→ **WHAT IS EXPECTED**
Wherever "clouds" appears in a line, copy that line.

Figure data in JSON
^^^^^^^^^^^^^^^^

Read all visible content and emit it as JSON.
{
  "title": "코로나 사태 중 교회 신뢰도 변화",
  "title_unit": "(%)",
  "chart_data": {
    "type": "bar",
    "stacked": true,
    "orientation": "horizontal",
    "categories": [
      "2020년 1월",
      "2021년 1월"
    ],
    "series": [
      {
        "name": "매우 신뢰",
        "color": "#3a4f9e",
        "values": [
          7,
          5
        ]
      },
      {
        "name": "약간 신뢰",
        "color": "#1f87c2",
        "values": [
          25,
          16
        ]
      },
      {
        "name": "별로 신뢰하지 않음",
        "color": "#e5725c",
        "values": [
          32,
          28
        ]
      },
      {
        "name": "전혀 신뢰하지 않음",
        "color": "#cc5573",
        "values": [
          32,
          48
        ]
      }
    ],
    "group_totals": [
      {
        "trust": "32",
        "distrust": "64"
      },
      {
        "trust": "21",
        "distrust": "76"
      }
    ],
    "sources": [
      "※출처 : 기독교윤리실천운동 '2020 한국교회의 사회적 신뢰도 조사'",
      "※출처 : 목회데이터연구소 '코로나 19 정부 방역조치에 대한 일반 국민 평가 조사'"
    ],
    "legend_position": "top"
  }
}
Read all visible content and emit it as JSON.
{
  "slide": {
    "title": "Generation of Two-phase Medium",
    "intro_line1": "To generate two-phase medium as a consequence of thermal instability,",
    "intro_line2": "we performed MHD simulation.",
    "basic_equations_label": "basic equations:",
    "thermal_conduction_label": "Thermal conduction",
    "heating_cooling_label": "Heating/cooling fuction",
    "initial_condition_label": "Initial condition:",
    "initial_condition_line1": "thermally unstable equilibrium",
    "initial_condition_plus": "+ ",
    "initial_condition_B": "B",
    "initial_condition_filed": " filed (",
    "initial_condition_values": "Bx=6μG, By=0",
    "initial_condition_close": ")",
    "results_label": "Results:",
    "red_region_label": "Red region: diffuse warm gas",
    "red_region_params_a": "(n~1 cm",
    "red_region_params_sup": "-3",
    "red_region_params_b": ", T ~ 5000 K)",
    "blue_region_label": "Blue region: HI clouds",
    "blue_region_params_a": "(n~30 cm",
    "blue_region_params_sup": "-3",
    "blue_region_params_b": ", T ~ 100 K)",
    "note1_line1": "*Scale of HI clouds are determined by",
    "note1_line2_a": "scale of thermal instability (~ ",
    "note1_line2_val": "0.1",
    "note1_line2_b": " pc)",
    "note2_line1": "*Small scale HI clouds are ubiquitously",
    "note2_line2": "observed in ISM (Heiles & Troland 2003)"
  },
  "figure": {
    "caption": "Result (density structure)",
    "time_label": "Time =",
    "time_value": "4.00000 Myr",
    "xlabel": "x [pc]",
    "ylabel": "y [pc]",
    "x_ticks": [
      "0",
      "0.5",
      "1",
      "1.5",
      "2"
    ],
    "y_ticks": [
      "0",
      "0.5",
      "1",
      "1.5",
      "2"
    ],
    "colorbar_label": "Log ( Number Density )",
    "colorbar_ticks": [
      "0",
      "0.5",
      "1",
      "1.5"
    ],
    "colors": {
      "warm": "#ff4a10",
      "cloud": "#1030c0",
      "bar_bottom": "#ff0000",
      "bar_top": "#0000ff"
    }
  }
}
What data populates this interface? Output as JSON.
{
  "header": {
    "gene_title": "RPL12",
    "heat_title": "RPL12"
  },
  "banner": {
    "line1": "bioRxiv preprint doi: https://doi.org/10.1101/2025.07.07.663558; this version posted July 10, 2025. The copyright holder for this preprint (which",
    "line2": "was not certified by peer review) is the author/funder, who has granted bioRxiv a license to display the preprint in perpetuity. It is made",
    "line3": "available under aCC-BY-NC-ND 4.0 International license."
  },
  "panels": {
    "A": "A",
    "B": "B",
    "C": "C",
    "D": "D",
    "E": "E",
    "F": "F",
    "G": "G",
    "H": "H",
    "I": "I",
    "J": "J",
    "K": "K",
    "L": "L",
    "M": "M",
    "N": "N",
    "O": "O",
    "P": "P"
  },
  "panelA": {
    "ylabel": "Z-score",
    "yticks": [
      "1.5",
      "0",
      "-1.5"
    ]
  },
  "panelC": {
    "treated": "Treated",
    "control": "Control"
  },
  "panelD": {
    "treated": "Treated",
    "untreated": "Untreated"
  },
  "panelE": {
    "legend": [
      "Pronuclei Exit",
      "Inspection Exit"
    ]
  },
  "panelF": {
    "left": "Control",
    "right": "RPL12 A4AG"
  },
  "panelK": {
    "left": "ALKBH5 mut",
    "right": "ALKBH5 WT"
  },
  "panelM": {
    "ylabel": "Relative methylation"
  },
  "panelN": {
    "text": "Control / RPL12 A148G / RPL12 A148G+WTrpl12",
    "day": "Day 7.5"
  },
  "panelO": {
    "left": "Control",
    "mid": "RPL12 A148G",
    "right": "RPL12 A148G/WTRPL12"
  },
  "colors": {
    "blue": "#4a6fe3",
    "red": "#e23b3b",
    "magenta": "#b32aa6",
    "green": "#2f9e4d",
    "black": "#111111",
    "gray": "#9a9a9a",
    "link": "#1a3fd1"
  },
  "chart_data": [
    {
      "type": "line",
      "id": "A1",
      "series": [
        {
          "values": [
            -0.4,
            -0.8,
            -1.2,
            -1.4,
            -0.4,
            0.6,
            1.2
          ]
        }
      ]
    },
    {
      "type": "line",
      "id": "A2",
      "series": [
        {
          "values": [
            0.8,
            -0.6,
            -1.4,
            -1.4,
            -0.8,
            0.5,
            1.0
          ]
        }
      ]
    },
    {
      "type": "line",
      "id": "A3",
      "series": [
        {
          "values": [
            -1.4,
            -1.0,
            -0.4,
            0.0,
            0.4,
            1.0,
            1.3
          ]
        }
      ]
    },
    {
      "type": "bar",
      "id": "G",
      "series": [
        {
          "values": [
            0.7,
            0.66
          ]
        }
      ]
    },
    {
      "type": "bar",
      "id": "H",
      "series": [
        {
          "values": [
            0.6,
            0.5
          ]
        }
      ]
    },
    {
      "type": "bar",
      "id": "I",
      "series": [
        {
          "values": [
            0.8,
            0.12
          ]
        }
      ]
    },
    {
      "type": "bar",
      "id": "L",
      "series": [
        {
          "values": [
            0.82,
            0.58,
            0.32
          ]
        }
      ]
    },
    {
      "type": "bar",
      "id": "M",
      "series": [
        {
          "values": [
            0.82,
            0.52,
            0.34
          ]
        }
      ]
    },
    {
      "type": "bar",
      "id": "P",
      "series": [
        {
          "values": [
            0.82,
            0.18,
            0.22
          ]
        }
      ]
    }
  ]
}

^^^^^^^^^^^^^^^^

→ **TASK OUTPUT**
    "blue_region_label": "Blue region: HI clouds",
    "note1_line1": "*Scale of HI clouds are determined by",
    "note2_line1": "*Small scale HI clouds are ubiquitously",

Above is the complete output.